Repeat the records in full and exactly, omitting pictures.

▬▬▬▬▬▬

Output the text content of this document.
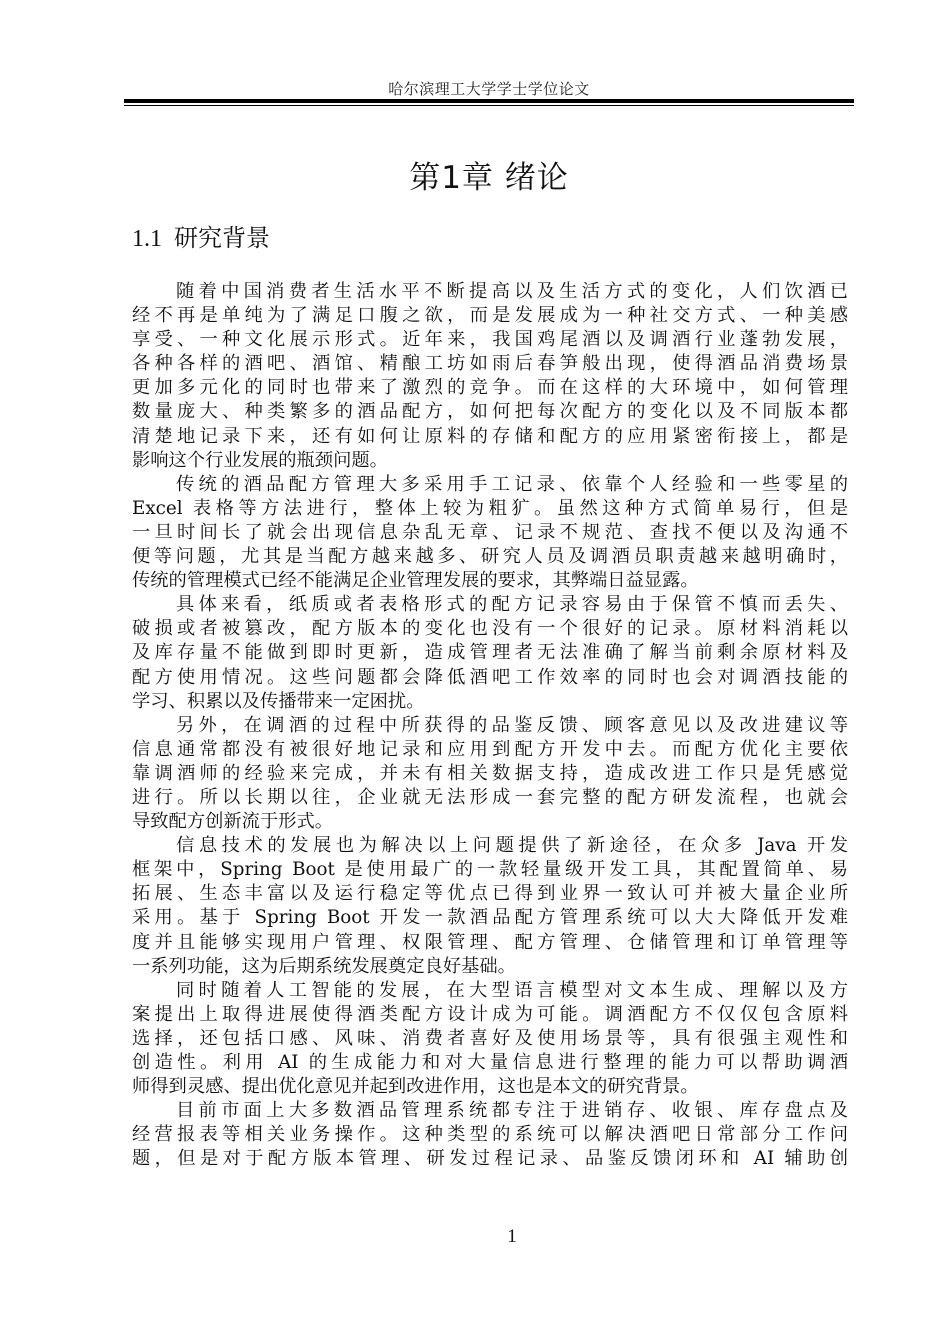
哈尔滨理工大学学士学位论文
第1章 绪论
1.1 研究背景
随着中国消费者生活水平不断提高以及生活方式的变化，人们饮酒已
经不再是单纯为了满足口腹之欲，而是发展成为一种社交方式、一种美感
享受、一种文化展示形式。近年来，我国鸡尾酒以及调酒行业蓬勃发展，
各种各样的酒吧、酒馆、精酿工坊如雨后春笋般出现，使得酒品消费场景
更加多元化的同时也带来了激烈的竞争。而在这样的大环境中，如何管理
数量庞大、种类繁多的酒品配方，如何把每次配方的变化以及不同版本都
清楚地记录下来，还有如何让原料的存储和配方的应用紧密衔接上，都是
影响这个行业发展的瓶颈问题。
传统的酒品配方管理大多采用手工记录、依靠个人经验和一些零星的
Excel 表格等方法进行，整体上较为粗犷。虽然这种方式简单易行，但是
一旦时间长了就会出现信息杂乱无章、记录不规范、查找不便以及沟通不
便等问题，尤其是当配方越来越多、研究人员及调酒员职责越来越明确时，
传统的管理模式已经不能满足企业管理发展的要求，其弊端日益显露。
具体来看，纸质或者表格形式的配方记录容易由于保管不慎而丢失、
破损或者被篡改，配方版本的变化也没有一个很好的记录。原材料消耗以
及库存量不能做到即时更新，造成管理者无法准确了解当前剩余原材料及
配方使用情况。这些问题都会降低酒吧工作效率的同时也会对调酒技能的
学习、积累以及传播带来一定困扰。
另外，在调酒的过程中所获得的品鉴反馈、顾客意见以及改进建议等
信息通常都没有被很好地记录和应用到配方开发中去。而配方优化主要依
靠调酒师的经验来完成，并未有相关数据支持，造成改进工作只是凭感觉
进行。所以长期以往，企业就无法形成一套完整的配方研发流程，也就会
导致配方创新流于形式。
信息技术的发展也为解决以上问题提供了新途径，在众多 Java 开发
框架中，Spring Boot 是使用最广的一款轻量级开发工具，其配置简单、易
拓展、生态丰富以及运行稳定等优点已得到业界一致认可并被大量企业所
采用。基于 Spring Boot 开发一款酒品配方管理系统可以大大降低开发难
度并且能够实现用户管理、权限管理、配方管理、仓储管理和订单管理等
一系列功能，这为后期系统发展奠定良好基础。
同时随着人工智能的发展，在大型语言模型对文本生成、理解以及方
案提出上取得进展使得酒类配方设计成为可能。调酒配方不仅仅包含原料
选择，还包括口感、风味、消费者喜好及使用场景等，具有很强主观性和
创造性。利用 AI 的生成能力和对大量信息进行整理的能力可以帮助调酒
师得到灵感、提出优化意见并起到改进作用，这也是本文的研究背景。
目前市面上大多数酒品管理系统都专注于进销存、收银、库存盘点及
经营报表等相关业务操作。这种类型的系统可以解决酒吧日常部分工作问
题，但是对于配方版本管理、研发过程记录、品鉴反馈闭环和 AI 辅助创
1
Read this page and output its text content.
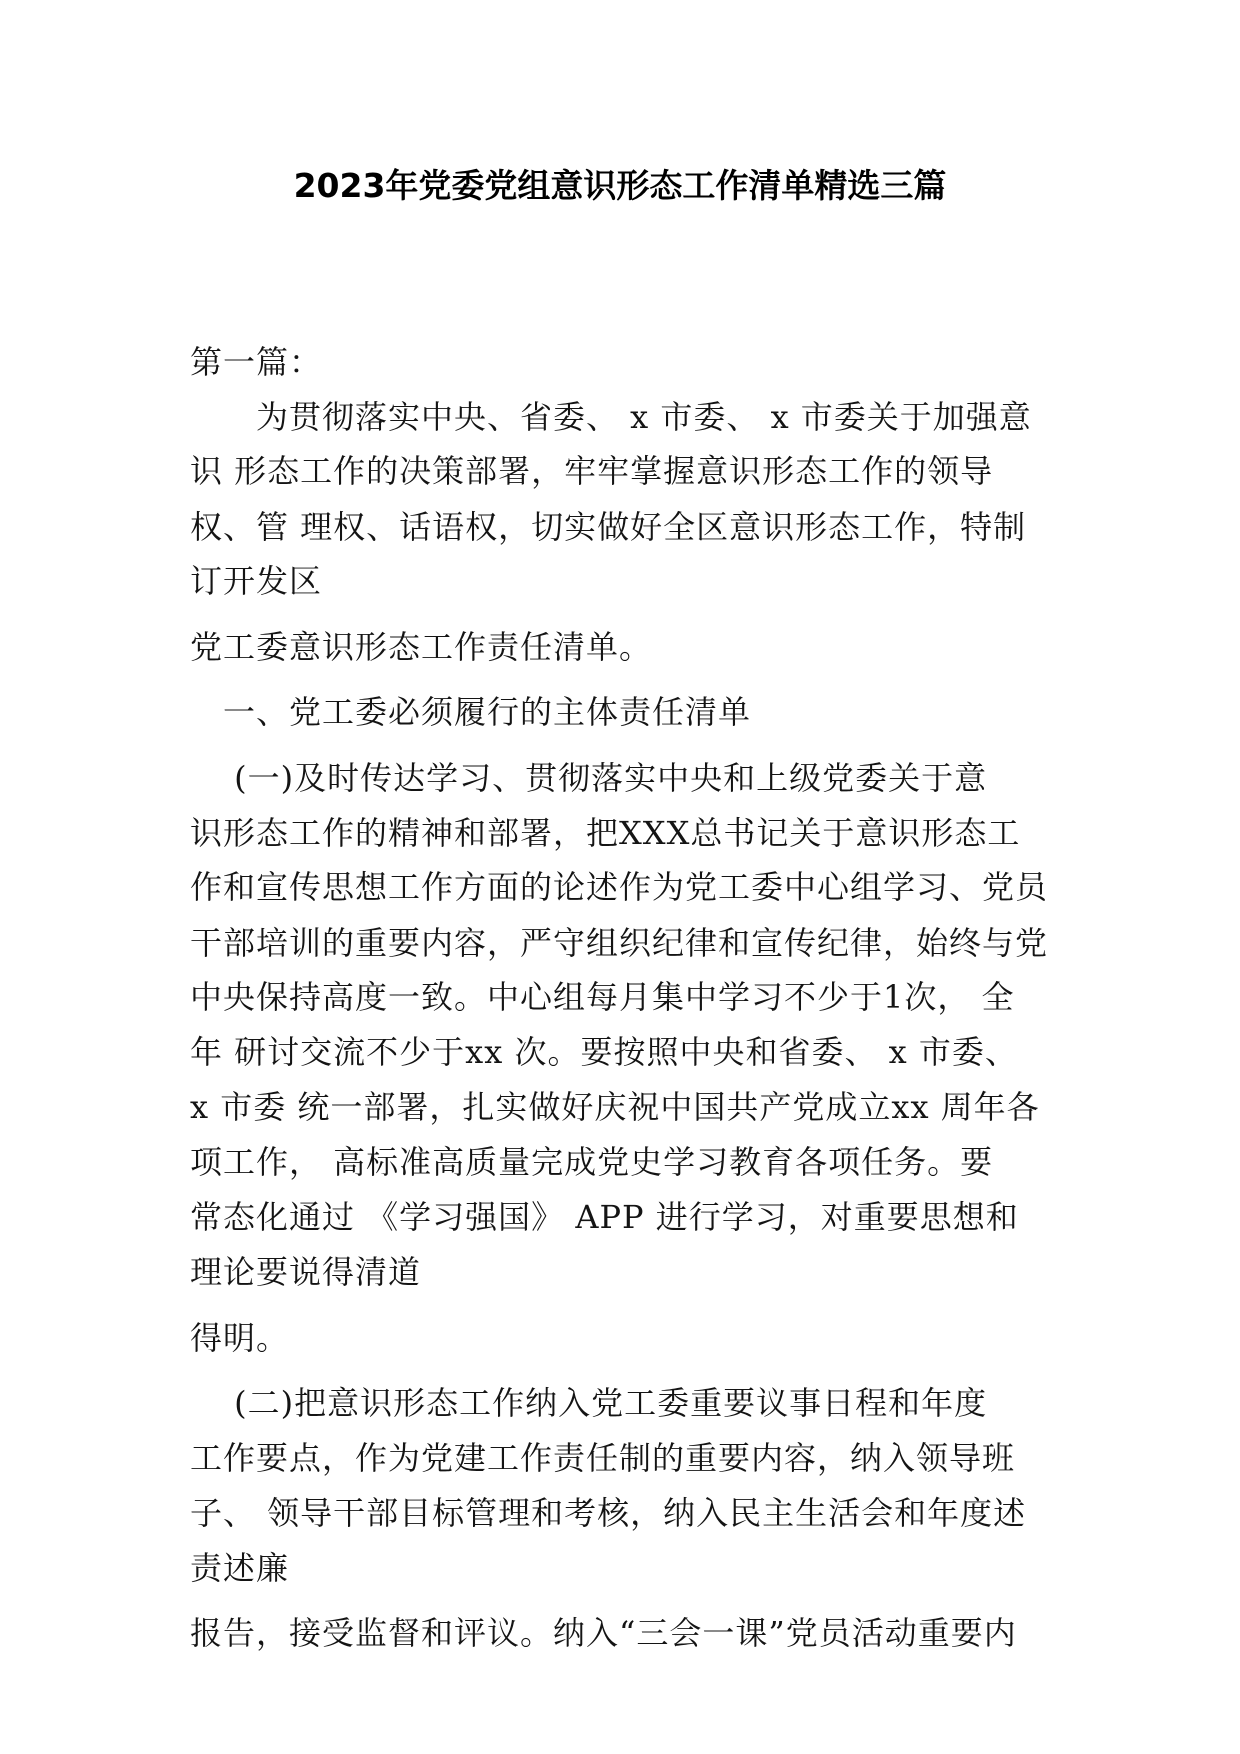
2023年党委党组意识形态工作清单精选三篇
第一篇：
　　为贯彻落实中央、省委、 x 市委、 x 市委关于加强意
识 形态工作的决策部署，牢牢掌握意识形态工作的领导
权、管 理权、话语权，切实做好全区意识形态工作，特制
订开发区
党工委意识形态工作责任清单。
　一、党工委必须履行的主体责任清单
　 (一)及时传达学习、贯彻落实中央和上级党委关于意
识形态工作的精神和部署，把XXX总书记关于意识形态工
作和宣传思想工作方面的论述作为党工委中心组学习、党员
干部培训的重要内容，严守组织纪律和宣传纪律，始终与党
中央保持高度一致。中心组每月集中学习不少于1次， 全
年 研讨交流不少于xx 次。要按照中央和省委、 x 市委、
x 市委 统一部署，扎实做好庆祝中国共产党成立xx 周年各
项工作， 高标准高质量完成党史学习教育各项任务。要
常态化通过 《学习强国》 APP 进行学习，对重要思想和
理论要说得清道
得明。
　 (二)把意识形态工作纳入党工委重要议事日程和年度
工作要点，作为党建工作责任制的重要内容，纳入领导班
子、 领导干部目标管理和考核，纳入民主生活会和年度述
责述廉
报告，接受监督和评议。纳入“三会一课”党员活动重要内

▬▬▬▬▬▬

[TASK RESULT]
Output the text content of this document.
哈尔滨理工大学学士学位论文
第1章 绪论
1.1 研究背景
随着中国消费者生活水平不断提高以及生活方式的变化，人们饮酒已
经不再是单纯为了满足口腹之欲，而是发展成为一种社交方式、一种美感
享受、一种文化展示形式。近年来，我国鸡尾酒以及调酒行业蓬勃发展，
各种各样的酒吧、酒馆、精酿工坊如雨后春笋般出现，使得酒品消费场景
更加多元化的同时也带来了激烈的竞争。而在这样的大环境中，如何管理
数量庞大、种类繁多的酒品配方，如何把每次配方的变化以及不同版本都
清楚地记录下来，还有如何让原料的存储和配方的应用紧密衔接上，都是
影响这个行业发展的瓶颈问题。
传统的酒品配方管理大多采用手工记录、依靠个人经验和一些零星的
Excel 表格等方法进行，整体上较为粗犷。虽然这种方式简单易行，但是
一旦时间长了就会出现信息杂乱无章、记录不规范、查找不便以及沟通不
便等问题，尤其是当配方越来越多、研究人员及调酒员职责越来越明确时，
传统的管理模式已经不能满足企业管理发展的要求，其弊端日益显露。
具体来看，纸质或者表格形式的配方记录容易由于保管不慎而丢失、
破损或者被篡改，配方版本的变化也没有一个很好的记录。原材料消耗以
及库存量不能做到即时更新，造成管理者无法准确了解当前剩余原材料及
配方使用情况。这些问题都会降低酒吧工作效率的同时也会对调酒技能的
学习、积累以及传播带来一定困扰。
另外，在调酒的过程中所获得的品鉴反馈、顾客意见以及改进建议等
信息通常都没有被很好地记录和应用到配方开发中去。而配方优化主要依
靠调酒师的经验来完成，并未有相关数据支持，造成改进工作只是凭感觉
进行。所以长期以往，企业就无法形成一套完整的配方研发流程，也就会
导致配方创新流于形式。
信息技术的发展也为解决以上问题提供了新途径，在众多 Java 开发
框架中，Spring Boot 是使用最广的一款轻量级开发工具，其配置简单、易
拓展、生态丰富以及运行稳定等优点已得到业界一致认可并被大量企业所
采用。基于 Spring Boot 开发一款酒品配方管理系统可以大大降低开发难
度并且能够实现用户管理、权限管理、配方管理、仓储管理和订单管理等
一系列功能，这为后期系统发展奠定良好基础。
同时随着人工智能的发展，在大型语言模型对文本生成、理解以及方
案提出上取得进展使得酒类配方设计成为可能。调酒配方不仅仅包含原料
选择，还包括口感、风味、消费者喜好及使用场景等，具有很强主观性和
创造性。利用 AI 的生成能力和对大量信息进行整理的能力可以帮助调酒
师得到灵感、提出优化意见并起到改进作用，这也是本文的研究背景。
目前市面上大多数酒品管理系统都专注于进销存、收银、库存盘点及
经营报表等相关业务操作。这种类型的系统可以解决酒吧日常部分工作问
题，但是对于配方版本管理、研发过程记录、品鉴反馈闭环和 AI 辅助创
1
Read this page and output its text content.
2023年党委党组意识形态工作清单精选三篇
第一篇：
　　为贯彻落实中央、省委、 x 市委、 x 市委关于加强意
识 形态工作的决策部署，牢牢掌握意识形态工作的领导
权、管 理权、话语权，切实做好全区意识形态工作，特制
订开发区
党工委意识形态工作责任清单。
　一、党工委必须履行的主体责任清单
　 (一)及时传达学习、贯彻落实中央和上级党委关于意
识形态工作的精神和部署，把XXX总书记关于意识形态工
作和宣传思想工作方面的论述作为党工委中心组学习、党员
干部培训的重要内容，严守组织纪律和宣传纪律，始终与党
中央保持高度一致。中心组每月集中学习不少于1次， 全
年 研讨交流不少于xx 次。要按照中央和省委、 x 市委、
x 市委 统一部署，扎实做好庆祝中国共产党成立xx 周年各
项工作， 高标准高质量完成党史学习教育各项任务。要
常态化通过 《学习强国》 APP 进行学习，对重要思想和
理论要说得清道
得明。
　 (二)把意识形态工作纳入党工委重要议事日程和年度
工作要点，作为党建工作责任制的重要内容，纳入领导班
子、 领导干部目标管理和考核，纳入民主生活会和年度述
责述廉
报告，接受监督和评议。纳入“三会一课”党员活动重要内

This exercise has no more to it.